#### Excerpted records ####
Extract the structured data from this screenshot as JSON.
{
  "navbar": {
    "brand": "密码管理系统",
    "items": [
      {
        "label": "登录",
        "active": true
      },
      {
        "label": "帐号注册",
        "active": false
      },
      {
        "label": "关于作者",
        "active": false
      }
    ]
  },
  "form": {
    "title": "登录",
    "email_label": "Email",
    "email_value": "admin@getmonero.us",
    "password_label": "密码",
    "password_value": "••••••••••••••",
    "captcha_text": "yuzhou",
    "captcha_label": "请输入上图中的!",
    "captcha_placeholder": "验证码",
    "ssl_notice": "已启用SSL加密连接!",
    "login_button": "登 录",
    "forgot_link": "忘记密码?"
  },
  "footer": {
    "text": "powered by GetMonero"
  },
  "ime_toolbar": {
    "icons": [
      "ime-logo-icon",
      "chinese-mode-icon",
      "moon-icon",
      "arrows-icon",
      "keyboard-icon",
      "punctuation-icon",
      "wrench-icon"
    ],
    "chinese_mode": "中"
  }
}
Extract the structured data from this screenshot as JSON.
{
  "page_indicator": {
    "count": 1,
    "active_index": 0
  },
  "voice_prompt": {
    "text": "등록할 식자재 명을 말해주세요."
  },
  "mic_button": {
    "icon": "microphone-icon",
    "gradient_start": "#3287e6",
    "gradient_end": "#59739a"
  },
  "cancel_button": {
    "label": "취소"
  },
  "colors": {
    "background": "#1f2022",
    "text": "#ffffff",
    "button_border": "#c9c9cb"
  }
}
####
## Request
Repeat all the records. Match each line exactly.

## Exercise solution
Extract the structured data from this screenshot as JSON.
{
  "navbar": {
    "brand": "密码管理系统",
    "items": [
      {
        "label": "登录",
        "active": true
      },
      {
        "label": "帐号注册",
        "active": false
      },
      {
        "label": "关于作者",
        "active": false
      }
    ]
  },
  "form": {
    "title": "登录",
    "email_label": "Email",
    "email_value": "admin@getmonero.us",
    "password_label": "密码",
    "password_value": "••••••••••••••",
    "captcha_text": "yuzhou",
    "captcha_label": "请输入上图中的!",
    "captcha_placeholder": "验证码",
    "ssl_notice": "已启用SSL加密连接!",
    "login_button": "登 录",
    "forgot_link": "忘记密码?"
  },
  "footer": {
    "text": "powered by GetMonero"
  },
  "ime_toolbar": {
    "icons": [
      "ime-logo-icon",
      "chinese-mode-icon",
      "moon-icon",
      "arrows-icon",
      "keyboard-icon",
      "punctuation-icon",
      "wrench-icon"
    ],
    "chinese_mode": "中"
  }
}
Extract the structured data from this screenshot as JSON.
{
  "page_indicator": {
    "count": 1,
    "active_index": 0
  },
  "voice_prompt": {
    "text": "등록할 식자재 명을 말해주세요."
  },
  "mic_button": {
    "icon": "microphone-icon",
    "gradient_start": "#3287e6",
    "gradient_end": "#59739a"
  },
  "cancel_button": {
    "label": "취소"
  },
  "colors": {
    "background": "#1f2022",
    "text": "#ffffff",
    "button_border": "#c9c9cb"
  }
}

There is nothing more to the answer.